» **AIM**: Extract the lines that hold the string "color".
+++ PROVIDED RECORDS
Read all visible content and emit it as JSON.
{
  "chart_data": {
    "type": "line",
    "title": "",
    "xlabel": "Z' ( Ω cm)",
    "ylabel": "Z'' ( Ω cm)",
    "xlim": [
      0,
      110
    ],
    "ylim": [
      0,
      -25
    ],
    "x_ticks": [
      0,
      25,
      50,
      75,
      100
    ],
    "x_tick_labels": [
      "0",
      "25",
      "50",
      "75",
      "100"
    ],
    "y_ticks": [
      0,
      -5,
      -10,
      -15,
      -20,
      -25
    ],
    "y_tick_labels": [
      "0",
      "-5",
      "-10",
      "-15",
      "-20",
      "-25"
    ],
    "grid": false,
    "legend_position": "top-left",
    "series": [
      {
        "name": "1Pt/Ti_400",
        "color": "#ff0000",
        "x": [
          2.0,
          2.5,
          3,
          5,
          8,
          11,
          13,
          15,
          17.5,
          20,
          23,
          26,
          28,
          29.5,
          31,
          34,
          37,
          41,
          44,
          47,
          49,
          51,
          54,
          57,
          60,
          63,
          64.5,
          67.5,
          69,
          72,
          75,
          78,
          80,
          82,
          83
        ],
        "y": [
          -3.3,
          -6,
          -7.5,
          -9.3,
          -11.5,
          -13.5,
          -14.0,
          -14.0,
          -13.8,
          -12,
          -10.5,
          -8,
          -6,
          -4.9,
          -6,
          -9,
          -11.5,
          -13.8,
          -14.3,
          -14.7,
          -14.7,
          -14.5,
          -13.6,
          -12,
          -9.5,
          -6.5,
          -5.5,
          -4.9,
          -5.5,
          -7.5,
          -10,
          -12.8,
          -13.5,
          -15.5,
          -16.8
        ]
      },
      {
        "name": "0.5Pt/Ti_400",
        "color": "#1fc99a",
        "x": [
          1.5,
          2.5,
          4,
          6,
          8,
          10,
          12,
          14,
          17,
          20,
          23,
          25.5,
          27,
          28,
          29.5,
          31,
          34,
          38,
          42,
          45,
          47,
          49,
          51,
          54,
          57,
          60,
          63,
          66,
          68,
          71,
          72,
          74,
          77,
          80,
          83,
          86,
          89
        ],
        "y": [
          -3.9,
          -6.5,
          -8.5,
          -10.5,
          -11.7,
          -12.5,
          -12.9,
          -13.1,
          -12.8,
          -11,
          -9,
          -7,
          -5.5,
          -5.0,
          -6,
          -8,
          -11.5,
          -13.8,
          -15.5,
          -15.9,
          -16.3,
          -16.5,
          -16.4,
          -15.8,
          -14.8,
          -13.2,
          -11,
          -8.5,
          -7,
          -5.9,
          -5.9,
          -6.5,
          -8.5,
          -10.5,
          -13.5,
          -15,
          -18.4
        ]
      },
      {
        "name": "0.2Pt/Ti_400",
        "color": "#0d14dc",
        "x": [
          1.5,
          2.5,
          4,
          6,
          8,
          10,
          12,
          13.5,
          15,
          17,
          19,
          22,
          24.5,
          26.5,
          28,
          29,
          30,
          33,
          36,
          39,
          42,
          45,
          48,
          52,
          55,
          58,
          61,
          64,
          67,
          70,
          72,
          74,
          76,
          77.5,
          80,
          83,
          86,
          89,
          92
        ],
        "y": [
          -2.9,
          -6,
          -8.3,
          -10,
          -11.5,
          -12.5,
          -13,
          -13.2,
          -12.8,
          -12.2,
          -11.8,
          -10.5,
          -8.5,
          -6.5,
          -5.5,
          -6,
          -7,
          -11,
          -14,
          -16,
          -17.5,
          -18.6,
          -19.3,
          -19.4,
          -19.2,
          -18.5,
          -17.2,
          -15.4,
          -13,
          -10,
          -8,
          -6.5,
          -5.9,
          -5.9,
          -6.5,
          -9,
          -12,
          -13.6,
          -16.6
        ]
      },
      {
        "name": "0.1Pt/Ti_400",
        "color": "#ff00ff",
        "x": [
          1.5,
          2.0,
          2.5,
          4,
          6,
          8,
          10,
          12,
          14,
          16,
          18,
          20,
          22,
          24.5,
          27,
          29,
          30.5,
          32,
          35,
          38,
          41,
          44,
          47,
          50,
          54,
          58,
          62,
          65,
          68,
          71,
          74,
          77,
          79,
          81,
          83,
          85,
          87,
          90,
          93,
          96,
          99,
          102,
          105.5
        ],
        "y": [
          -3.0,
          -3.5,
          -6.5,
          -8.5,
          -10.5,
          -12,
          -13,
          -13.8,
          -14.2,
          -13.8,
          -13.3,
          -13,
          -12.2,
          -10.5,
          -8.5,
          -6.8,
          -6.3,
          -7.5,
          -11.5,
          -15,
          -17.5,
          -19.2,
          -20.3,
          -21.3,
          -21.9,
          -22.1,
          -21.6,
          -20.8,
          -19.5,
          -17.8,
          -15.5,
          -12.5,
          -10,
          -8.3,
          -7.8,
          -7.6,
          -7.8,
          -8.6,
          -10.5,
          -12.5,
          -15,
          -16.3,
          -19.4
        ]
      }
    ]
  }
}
++++++
+++ PROVIDED RECORDS
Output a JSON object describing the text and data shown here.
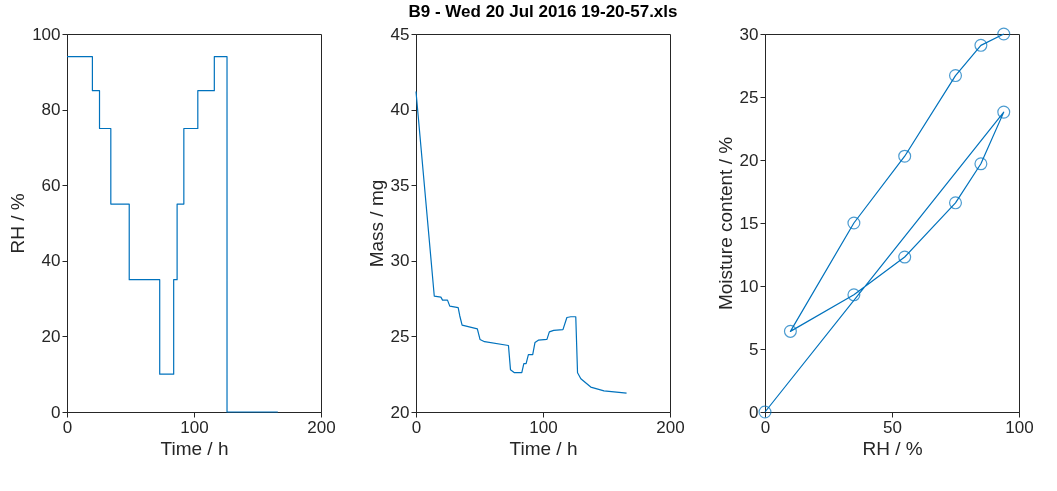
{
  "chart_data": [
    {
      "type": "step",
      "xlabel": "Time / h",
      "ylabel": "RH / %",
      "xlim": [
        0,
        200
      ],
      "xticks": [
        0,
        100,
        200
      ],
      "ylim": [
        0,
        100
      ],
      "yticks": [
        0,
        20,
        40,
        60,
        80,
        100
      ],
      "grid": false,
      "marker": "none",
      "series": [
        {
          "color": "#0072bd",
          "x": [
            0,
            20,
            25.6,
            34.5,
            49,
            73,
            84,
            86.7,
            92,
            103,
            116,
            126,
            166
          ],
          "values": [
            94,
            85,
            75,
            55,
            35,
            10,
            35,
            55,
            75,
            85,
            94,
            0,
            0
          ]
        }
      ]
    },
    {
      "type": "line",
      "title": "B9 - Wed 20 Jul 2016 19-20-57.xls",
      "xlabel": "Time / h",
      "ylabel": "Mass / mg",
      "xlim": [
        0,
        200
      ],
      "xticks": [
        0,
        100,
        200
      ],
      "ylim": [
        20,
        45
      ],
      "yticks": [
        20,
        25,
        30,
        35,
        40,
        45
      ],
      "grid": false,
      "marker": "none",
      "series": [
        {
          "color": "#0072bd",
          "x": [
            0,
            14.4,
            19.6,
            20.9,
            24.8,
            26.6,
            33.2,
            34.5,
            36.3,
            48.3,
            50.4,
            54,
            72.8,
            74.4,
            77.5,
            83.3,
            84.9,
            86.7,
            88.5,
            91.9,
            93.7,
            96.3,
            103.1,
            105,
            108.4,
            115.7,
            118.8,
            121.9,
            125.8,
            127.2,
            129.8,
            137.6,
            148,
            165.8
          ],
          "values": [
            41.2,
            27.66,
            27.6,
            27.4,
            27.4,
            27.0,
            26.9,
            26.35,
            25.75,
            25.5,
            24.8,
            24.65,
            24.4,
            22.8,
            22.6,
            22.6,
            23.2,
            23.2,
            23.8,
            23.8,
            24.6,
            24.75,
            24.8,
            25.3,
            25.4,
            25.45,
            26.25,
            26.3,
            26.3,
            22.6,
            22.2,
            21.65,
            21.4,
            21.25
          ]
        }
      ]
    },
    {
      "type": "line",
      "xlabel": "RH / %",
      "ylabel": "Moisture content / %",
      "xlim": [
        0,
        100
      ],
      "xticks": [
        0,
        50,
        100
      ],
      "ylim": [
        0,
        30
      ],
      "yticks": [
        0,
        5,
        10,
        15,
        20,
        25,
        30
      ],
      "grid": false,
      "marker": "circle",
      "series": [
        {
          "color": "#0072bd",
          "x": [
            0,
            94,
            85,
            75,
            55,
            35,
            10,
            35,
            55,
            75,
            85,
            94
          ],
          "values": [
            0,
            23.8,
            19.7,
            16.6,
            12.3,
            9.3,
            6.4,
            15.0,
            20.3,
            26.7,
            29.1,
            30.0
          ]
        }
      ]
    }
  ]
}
++++++
+++ PROVIDED RECORDS
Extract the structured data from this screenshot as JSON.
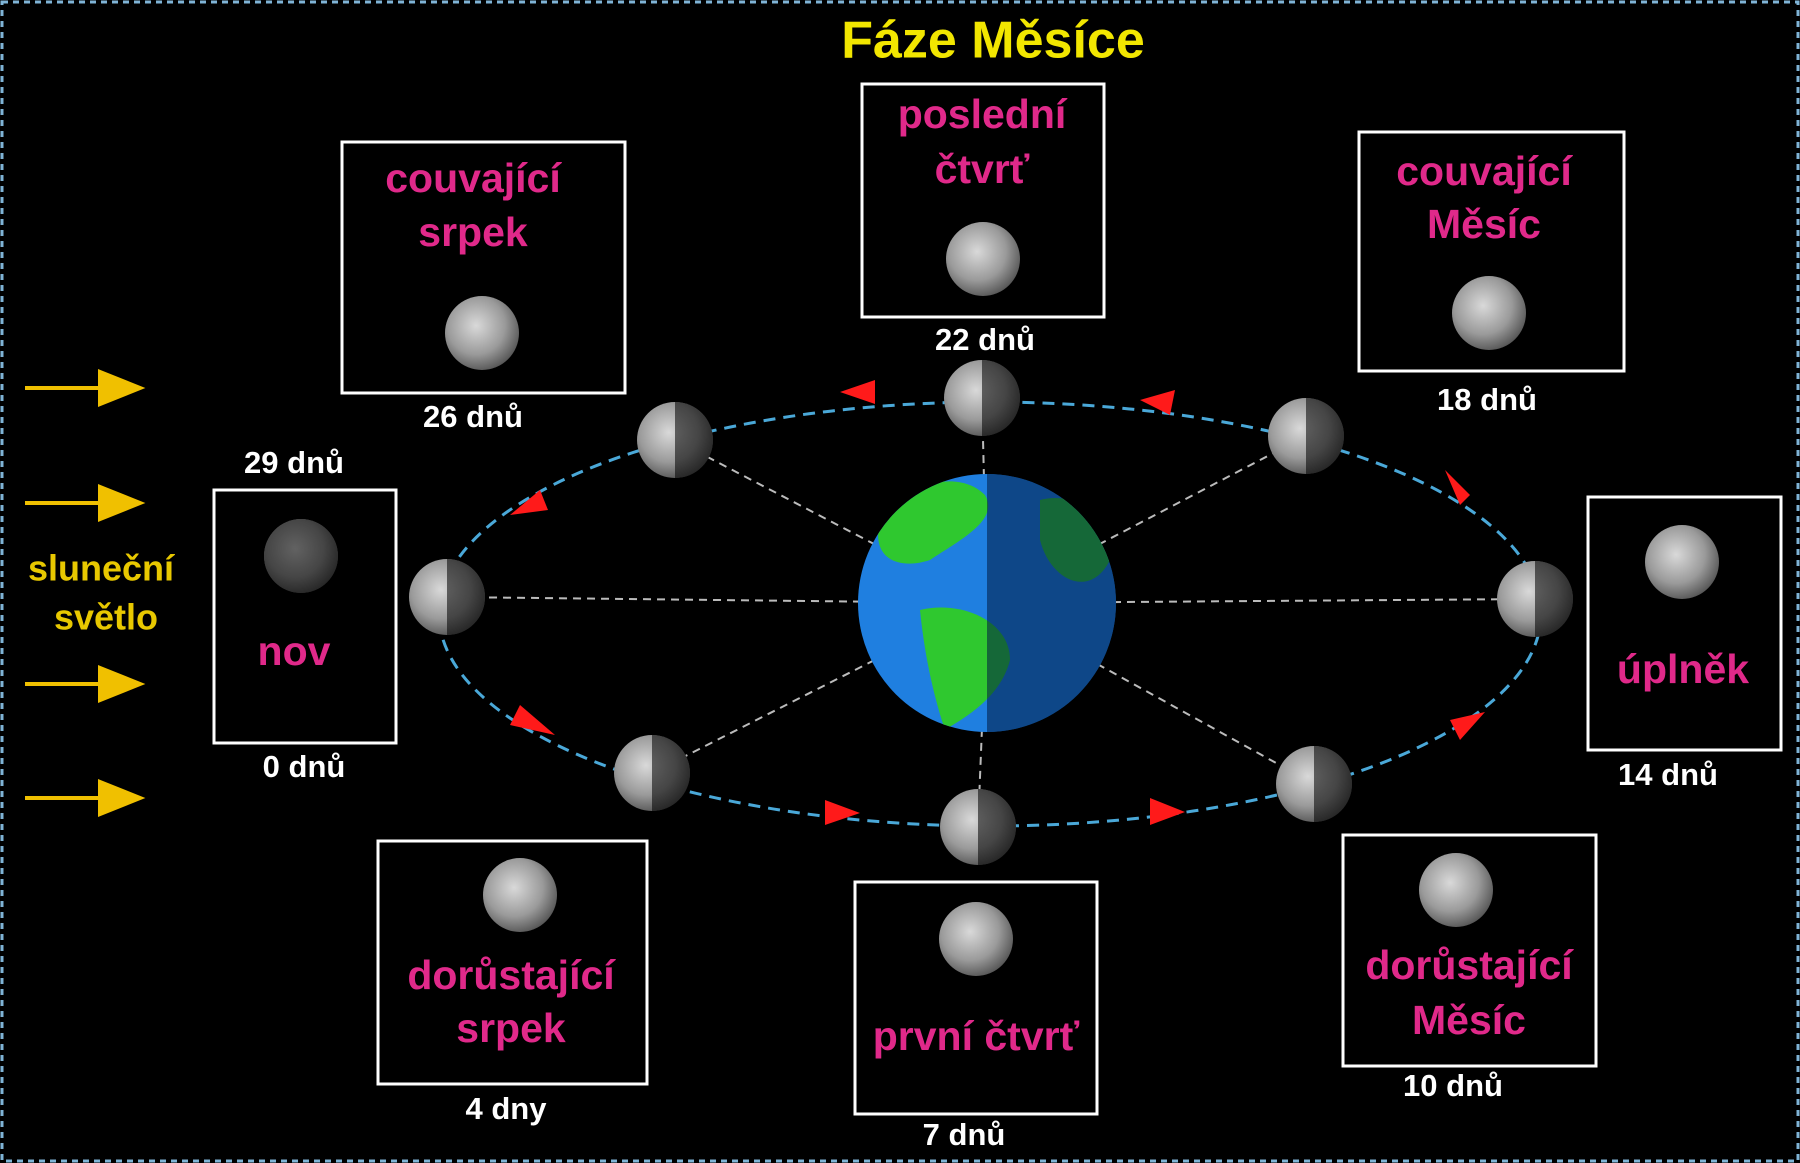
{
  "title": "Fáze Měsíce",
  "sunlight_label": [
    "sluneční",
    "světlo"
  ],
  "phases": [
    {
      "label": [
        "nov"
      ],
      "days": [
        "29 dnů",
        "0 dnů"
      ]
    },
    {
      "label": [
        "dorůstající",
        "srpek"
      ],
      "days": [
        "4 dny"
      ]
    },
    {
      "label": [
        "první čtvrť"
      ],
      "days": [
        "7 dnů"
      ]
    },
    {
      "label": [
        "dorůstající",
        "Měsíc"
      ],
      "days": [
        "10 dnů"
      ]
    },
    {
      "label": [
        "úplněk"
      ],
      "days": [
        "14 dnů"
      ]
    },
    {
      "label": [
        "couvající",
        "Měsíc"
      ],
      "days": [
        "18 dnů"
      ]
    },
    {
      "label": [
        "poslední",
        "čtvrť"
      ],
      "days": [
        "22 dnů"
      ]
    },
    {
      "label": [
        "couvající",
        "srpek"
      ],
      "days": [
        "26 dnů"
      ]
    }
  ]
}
++++++
» **WORKED ANSWER**:
        "color": "#ff0000",
        "color": "#1fc99a",
        "color": "#0d14dc",
        "color": "#ff00ff",
          "color": "#0072bd",
          "color": "#0072bd",
          "color": "#0072bd",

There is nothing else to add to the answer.